> _GOAL_: Output all the entries word for word. Omit the pictures.

> _EXTRACTED INFORMATION_:
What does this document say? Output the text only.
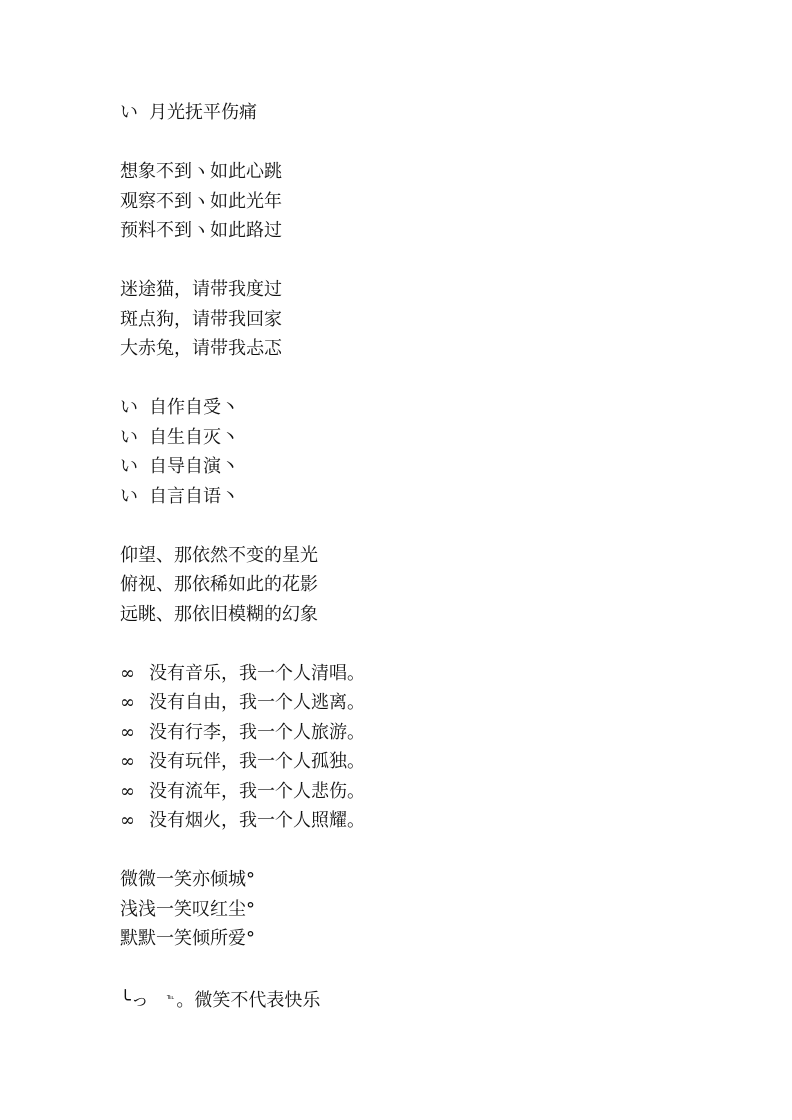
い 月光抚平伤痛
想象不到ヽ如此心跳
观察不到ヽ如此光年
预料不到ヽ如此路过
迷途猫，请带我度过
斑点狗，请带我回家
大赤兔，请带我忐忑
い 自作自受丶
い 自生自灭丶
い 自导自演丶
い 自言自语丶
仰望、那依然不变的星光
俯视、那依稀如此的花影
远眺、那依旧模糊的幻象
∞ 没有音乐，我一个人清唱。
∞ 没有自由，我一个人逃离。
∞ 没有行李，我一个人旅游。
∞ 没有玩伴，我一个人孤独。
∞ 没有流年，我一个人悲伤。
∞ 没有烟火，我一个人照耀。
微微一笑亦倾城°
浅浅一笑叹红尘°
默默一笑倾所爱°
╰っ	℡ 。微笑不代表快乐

> _ANSWER TO THE TASK_:
What does this document say? Output the text only.
い 月光抚平伤痛
想象不到ヽ如此心跳
观察不到ヽ如此光年
预料不到ヽ如此路过
迷途猫，请带我度过
斑点狗，请带我回家
大赤兔，请带我忐忑
い 自作自受丶
い 自生自灭丶
い 自导自演丶
い 自言自语丶
仰望、那依然不变的星光
俯视、那依稀如此的花影
远眺、那依旧模糊的幻象
∞ 没有音乐，我一个人清唱。
∞ 没有自由，我一个人逃离。
∞ 没有行李，我一个人旅游。
∞ 没有玩伴，我一个人孤独。
∞ 没有流年，我一个人悲伤。
∞ 没有烟火，我一个人照耀。
微微一笑亦倾城°
浅浅一笑叹红尘°
默默一笑倾所爱°
╰っ	℡ 。微笑不代表快乐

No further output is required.